DATA PROVIDED:
[Begin]

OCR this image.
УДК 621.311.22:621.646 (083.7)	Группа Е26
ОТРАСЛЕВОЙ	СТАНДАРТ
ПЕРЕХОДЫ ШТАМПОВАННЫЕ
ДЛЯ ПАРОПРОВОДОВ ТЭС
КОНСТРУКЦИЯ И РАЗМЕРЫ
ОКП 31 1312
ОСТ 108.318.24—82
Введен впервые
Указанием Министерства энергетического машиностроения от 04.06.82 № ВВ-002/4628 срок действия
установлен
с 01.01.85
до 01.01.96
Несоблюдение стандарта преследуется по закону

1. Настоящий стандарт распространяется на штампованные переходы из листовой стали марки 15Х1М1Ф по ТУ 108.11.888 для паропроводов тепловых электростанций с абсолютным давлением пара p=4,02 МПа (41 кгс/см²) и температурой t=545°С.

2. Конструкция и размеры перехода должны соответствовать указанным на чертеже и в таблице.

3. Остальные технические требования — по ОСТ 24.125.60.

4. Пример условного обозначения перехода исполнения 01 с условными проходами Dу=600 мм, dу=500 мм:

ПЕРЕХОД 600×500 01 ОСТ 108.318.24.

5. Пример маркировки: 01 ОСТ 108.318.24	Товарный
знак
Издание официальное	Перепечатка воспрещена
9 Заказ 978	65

[End]

Exactly as they are written, print the entries again.

OCR this image.
УДК 621.311.22:621.646 (083.7)	Группа Е26
ОТРАСЛЕВОЙ	СТАНДАРТ
ПЕРЕХОДЫ ШТАМПОВАННЫЕ
ДЛЯ ПАРОПРОВОДОВ ТЭС
КОНСТРУКЦИЯ И РАЗМЕРЫ
ОКП 31 1312
ОСТ 108.318.24—82
Введен впервые
Указанием Министерства энергетического машиностроения от 04.06.82 № ВВ-002/4628 срок действия
установлен
с 01.01.85
до 01.01.96
Несоблюдение стандарта преследуется по закону

1. Настоящий стандарт распространяется на штампованные переходы из листовой стали марки 15Х1М1Ф по ТУ 108.11.888 для паропроводов тепловых электростанций с абсолютным давлением пара p=4,02 МПа (41 кгс/см²) и температурой t=545°С.

2. Конструкция и размеры перехода должны соответствовать указанным на чертеже и в таблице.

3. Остальные технические требования — по ОСТ 24.125.60.

4. Пример условного обозначения перехода исполнения 01 с условными проходами Dу=600 мм, dу=500 мм:

ПЕРЕХОД 600×500 01 ОСТ 108.318.24.

5. Пример маркировки: 01 ОСТ 108.318.24	Товарный
знак
Издание официальное	Перепечатка воспрещена
9 Заказ 978	65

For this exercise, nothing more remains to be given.